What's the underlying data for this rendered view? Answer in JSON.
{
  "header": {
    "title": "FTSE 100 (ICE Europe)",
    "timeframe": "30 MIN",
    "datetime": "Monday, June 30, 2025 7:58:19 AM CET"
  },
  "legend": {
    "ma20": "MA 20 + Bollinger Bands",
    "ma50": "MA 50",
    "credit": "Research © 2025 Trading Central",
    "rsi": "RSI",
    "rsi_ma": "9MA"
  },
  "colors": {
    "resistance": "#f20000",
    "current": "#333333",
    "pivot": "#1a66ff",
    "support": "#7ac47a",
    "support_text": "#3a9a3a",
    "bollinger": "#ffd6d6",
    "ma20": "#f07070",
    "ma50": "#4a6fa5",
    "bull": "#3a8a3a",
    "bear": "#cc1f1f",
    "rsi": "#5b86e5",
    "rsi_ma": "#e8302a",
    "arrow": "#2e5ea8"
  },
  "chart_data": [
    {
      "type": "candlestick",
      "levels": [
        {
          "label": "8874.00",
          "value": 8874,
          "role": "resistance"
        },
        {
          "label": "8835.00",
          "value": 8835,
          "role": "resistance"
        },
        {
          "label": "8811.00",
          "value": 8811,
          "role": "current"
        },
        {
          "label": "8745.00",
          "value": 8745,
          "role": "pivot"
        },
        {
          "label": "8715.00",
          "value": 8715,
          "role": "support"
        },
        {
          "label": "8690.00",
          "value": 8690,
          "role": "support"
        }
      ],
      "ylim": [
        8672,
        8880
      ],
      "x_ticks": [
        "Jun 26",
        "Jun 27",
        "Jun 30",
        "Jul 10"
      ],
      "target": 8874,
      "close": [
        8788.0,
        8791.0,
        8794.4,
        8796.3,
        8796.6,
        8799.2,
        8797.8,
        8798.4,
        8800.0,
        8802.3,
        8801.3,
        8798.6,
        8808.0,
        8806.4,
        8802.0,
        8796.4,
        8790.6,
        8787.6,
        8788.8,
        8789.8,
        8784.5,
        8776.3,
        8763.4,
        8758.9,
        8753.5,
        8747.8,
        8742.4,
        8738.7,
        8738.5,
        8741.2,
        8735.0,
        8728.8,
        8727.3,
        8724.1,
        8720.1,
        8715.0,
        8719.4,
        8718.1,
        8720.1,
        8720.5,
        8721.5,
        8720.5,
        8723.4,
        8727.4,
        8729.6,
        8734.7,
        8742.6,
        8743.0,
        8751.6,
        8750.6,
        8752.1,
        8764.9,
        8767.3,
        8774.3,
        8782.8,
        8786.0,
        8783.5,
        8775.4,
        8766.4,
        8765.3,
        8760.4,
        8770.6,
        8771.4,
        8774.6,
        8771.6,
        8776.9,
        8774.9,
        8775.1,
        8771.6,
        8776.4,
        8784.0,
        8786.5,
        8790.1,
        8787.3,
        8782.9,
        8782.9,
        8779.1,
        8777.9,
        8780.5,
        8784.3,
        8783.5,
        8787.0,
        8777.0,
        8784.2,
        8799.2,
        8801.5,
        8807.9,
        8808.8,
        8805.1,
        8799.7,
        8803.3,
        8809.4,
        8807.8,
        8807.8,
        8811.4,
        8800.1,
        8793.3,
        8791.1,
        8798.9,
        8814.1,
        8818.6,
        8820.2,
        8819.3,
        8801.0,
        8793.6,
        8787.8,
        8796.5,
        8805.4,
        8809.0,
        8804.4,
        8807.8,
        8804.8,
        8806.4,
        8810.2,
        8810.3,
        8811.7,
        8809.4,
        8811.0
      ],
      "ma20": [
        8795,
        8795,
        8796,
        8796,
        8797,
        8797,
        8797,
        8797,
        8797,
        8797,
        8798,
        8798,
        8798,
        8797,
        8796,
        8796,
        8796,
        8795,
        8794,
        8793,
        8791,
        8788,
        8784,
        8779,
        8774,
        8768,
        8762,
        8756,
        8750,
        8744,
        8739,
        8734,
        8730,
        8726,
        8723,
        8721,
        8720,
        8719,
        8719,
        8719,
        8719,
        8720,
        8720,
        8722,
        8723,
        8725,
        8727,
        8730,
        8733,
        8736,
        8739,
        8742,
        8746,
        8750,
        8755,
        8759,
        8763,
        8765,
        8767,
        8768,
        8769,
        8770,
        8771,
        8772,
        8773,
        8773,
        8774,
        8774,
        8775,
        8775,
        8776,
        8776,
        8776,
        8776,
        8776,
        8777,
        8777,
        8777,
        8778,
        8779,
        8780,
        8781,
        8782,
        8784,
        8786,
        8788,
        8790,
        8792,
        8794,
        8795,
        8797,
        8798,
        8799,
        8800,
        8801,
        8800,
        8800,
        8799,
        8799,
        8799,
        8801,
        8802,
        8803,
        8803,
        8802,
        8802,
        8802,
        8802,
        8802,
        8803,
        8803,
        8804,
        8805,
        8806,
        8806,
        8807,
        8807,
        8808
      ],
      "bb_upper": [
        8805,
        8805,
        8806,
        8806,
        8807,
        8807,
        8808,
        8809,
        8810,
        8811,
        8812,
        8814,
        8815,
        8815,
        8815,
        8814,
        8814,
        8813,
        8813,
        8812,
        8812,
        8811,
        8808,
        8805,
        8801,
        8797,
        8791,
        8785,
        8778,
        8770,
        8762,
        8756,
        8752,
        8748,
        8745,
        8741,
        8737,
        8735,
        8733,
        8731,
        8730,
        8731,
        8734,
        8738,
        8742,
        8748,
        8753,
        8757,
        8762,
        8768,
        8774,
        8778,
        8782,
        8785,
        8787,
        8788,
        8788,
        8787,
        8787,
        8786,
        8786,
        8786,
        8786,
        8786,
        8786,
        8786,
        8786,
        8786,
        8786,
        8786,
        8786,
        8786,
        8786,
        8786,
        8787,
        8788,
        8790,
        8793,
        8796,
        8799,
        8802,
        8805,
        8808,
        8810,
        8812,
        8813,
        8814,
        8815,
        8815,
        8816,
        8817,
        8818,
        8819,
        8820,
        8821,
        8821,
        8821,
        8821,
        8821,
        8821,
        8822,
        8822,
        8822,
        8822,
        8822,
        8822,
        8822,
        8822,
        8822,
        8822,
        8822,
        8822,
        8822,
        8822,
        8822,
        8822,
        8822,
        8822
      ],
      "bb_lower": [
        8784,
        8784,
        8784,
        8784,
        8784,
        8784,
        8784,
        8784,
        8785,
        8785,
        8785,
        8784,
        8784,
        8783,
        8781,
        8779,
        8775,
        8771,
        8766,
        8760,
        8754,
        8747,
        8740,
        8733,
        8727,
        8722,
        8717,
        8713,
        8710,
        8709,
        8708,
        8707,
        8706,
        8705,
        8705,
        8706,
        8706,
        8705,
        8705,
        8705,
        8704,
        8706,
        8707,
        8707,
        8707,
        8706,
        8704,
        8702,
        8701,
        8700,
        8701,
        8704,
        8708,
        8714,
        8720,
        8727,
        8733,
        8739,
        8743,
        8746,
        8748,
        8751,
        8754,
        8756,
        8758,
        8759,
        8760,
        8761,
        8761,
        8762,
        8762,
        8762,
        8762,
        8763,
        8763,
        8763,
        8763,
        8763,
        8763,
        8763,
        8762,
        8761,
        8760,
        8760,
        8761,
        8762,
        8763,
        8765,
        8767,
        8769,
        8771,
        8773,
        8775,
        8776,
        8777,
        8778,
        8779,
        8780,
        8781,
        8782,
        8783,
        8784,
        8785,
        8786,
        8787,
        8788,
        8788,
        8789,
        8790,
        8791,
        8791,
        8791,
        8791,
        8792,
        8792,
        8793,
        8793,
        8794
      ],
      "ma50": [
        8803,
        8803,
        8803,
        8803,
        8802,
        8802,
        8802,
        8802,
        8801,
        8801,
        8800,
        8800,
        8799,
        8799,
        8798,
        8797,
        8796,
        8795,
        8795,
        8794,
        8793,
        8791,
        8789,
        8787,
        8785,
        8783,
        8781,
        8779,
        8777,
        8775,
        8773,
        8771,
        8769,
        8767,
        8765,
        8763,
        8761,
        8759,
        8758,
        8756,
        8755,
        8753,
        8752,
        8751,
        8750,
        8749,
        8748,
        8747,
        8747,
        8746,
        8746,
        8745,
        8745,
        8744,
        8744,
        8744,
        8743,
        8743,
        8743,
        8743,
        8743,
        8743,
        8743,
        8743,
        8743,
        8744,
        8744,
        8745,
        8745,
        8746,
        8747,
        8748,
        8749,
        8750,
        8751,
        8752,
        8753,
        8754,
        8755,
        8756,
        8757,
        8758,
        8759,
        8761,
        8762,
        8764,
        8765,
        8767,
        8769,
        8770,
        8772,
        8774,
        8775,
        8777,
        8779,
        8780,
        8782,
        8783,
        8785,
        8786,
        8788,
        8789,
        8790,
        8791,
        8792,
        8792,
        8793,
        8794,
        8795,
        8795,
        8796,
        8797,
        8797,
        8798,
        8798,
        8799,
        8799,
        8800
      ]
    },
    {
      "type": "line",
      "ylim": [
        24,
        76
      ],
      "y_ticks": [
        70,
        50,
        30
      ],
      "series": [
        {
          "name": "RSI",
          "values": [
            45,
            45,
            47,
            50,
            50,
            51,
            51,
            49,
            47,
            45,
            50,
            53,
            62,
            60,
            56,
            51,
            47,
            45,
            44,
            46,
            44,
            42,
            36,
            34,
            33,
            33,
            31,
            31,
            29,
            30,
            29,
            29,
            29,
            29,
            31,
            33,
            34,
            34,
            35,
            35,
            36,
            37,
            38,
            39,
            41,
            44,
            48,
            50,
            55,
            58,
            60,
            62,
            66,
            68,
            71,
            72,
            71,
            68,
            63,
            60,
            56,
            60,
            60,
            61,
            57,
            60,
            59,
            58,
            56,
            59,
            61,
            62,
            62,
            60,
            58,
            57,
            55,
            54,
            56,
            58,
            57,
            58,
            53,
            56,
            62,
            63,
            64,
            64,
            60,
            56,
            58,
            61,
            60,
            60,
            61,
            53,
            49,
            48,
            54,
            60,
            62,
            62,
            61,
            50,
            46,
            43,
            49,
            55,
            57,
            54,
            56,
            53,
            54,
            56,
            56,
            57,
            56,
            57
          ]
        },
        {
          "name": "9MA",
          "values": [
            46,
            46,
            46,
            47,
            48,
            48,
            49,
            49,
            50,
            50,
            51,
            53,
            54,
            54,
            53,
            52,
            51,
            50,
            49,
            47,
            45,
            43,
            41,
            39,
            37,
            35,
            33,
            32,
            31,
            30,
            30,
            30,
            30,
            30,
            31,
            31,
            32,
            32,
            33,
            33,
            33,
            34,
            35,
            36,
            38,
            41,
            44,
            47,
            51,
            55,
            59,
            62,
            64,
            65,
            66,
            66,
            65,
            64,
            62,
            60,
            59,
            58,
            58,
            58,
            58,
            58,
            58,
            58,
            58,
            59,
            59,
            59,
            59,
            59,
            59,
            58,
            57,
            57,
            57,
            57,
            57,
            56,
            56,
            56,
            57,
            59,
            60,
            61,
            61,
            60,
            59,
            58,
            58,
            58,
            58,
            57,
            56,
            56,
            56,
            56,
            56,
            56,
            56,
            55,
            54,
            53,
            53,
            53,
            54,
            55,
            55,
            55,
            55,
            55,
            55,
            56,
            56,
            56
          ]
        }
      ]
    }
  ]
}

* * * * * * * * *

- **PROBLEM TO WORK ON**
Pull out each line containing the word "label" and copy it.

- **EXPECTED OUTPUT**
          "label": "8874.00",
          "label": "8835.00",
          "label": "8811.00",
          "label": "8745.00",
          "label": "8715.00",
          "label": "8690.00",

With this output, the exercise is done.